What the exercise asks: Comb through the entries for "Small" and pull out each line that holds it.

Available records:
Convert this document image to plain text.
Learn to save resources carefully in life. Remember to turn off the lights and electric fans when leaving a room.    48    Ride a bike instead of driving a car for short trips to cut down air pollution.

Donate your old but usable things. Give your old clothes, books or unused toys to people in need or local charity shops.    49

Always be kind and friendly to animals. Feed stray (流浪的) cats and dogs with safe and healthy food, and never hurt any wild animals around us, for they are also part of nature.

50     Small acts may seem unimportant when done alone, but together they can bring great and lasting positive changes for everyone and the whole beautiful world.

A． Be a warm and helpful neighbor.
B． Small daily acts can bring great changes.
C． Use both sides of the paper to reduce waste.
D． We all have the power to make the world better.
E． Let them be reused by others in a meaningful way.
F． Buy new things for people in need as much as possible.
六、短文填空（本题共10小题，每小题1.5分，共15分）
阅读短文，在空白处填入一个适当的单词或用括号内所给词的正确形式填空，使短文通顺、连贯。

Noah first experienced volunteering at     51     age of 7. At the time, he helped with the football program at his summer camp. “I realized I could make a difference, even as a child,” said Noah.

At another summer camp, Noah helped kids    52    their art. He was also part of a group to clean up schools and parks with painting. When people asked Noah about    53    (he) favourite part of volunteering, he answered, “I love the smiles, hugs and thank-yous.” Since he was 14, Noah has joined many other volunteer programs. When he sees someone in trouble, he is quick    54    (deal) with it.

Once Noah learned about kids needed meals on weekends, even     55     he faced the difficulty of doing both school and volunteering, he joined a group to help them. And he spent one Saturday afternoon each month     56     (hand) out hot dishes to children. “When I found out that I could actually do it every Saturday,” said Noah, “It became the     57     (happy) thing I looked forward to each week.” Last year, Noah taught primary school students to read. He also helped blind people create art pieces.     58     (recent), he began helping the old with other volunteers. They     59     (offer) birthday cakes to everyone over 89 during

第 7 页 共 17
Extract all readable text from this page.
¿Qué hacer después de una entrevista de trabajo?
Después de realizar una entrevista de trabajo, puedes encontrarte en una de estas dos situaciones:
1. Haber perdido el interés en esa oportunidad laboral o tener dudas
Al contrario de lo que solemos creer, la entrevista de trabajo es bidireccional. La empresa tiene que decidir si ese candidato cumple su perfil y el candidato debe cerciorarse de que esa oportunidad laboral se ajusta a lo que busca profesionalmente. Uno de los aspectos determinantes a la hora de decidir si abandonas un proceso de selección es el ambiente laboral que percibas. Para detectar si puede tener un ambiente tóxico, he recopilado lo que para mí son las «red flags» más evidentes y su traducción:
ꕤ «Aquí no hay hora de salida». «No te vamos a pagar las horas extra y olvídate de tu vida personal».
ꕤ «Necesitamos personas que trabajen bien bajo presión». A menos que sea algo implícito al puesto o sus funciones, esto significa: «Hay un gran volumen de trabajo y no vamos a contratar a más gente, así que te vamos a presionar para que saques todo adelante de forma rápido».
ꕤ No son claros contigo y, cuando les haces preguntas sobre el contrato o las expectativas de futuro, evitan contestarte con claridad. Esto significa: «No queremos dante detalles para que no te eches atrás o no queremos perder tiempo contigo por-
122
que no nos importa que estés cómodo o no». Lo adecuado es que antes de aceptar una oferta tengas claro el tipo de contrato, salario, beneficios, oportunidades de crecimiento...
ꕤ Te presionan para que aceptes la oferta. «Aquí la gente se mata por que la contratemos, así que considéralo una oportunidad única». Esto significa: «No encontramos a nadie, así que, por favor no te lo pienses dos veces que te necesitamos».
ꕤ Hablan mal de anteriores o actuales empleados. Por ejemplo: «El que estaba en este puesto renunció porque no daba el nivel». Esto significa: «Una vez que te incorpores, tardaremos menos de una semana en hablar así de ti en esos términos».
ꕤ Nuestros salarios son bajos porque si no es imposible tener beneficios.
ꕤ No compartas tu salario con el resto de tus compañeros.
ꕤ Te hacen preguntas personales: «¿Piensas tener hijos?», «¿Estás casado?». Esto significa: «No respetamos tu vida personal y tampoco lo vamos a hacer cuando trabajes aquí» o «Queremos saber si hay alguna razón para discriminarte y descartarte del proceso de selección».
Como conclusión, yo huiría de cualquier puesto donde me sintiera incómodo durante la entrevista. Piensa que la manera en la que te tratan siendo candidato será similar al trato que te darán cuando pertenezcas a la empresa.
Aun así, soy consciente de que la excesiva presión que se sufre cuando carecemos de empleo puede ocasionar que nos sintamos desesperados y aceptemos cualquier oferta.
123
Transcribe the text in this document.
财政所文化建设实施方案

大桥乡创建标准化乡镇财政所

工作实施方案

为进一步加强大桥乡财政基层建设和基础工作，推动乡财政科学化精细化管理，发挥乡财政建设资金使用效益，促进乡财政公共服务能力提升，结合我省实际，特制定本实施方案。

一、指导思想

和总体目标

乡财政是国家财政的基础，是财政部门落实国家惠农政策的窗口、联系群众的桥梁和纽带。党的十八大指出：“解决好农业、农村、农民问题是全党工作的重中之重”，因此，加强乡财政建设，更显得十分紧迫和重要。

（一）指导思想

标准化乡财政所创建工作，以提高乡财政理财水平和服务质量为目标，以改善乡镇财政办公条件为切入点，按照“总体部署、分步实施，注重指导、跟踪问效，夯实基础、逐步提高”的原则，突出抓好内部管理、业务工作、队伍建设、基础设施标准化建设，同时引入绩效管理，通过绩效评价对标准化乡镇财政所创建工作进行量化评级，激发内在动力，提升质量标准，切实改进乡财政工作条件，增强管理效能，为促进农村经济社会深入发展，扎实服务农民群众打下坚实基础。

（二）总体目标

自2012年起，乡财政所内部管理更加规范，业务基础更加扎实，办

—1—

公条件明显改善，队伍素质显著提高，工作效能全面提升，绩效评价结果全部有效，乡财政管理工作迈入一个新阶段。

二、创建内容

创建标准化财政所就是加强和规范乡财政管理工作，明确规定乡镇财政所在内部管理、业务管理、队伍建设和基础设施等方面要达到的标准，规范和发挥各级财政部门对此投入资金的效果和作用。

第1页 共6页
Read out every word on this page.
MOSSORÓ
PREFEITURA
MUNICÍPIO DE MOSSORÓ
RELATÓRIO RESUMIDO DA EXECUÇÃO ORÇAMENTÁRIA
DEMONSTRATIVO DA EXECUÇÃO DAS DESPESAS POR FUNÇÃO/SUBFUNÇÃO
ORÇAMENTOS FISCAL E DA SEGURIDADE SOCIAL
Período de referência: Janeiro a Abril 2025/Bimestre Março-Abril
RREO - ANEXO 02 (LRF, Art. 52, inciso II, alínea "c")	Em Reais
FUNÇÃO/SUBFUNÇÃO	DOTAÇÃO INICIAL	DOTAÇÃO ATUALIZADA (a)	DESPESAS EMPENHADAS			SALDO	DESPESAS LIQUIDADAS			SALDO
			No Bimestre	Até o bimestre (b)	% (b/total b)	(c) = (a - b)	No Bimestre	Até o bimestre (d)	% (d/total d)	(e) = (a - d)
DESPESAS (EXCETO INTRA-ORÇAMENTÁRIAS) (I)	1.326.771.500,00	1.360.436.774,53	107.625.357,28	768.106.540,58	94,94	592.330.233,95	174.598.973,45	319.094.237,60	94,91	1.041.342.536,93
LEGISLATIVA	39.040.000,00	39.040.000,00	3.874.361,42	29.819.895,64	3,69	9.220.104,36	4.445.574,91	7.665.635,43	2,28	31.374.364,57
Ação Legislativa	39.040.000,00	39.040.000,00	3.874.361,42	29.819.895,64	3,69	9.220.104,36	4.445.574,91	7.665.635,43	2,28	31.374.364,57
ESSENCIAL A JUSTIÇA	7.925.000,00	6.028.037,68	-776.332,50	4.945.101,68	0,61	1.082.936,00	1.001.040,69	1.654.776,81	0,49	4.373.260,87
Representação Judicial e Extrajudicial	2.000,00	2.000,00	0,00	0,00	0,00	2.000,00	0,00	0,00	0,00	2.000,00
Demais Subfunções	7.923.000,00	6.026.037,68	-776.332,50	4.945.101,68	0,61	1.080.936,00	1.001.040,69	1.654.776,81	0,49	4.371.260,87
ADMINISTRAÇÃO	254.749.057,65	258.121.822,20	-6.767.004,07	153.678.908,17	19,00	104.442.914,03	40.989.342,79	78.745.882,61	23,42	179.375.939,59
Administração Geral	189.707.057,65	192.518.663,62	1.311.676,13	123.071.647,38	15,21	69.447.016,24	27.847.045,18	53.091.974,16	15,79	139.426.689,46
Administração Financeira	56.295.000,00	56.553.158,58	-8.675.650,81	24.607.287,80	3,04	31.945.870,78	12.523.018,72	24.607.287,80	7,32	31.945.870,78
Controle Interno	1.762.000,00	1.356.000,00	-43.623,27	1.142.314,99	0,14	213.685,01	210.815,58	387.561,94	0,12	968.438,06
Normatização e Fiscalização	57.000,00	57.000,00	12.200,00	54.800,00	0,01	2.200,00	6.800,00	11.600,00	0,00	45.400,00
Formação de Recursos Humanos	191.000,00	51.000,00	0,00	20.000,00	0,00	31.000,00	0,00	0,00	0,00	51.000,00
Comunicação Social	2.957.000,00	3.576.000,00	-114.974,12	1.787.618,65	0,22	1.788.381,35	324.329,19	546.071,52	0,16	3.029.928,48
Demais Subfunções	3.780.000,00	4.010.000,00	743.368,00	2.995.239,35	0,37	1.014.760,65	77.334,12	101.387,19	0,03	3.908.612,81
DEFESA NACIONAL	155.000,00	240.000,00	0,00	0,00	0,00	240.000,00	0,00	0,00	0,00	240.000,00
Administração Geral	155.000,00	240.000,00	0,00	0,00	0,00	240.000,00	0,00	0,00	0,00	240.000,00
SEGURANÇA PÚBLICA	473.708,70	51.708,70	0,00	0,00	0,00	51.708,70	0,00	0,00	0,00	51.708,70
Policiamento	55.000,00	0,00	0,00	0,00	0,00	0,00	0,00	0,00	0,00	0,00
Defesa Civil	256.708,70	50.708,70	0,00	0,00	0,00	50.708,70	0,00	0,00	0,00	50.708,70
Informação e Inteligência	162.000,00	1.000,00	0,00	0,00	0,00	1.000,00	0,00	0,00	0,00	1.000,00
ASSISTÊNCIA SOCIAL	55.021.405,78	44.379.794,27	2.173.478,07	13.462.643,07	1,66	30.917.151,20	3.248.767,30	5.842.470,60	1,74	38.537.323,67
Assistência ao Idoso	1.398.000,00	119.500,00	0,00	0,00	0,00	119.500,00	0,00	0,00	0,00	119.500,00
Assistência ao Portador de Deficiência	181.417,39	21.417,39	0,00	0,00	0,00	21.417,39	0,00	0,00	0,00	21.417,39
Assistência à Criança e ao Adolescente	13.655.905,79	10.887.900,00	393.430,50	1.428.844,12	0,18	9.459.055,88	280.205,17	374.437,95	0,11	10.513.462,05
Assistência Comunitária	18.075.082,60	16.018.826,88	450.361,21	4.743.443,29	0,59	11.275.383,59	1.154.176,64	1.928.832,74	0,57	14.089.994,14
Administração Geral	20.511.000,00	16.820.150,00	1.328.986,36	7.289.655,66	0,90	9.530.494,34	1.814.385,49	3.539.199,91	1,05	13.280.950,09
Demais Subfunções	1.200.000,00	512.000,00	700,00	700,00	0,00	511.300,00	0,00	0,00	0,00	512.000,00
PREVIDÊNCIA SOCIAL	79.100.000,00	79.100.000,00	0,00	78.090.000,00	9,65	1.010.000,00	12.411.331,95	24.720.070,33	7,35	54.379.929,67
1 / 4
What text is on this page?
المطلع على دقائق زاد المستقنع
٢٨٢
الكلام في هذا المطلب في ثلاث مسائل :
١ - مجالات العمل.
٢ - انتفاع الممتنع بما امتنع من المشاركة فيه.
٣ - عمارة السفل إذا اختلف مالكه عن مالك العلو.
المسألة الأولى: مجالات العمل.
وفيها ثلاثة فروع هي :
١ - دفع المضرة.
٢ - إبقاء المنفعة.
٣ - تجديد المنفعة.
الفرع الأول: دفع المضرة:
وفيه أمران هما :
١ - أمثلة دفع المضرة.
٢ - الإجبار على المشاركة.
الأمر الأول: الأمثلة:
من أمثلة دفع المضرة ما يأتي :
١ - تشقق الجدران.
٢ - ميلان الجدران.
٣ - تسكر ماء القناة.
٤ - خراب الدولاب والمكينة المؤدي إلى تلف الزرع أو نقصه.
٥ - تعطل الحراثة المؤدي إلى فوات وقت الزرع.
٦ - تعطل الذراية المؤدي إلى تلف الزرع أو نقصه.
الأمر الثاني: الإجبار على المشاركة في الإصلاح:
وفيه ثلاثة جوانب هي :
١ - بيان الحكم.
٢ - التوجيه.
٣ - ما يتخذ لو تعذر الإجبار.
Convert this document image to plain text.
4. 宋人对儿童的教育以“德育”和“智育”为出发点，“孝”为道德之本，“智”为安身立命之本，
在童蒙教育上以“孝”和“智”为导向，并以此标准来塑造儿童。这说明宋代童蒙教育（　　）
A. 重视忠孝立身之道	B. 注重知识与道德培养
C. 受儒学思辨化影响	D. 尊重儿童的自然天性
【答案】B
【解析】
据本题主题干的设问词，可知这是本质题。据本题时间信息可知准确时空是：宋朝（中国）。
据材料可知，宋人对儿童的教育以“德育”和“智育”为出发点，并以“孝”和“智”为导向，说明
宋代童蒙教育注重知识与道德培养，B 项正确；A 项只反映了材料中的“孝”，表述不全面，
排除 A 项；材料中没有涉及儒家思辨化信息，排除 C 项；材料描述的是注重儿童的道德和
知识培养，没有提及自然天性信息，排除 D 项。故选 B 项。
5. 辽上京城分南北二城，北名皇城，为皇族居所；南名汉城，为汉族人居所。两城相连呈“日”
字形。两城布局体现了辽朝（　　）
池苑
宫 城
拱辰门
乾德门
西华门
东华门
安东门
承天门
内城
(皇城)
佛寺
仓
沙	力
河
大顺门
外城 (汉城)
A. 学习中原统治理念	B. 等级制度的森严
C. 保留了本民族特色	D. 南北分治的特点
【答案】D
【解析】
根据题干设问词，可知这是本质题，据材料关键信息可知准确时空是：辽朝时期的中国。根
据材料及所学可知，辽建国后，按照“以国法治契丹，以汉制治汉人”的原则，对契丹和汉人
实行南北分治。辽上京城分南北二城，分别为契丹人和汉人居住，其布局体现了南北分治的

Solution for this problem:
50     Small acts may seem unimportant when done alone, but together they can bring great and lasting positive changes for everyone and the whole beautiful world.
B． Small daily acts can bring great changes.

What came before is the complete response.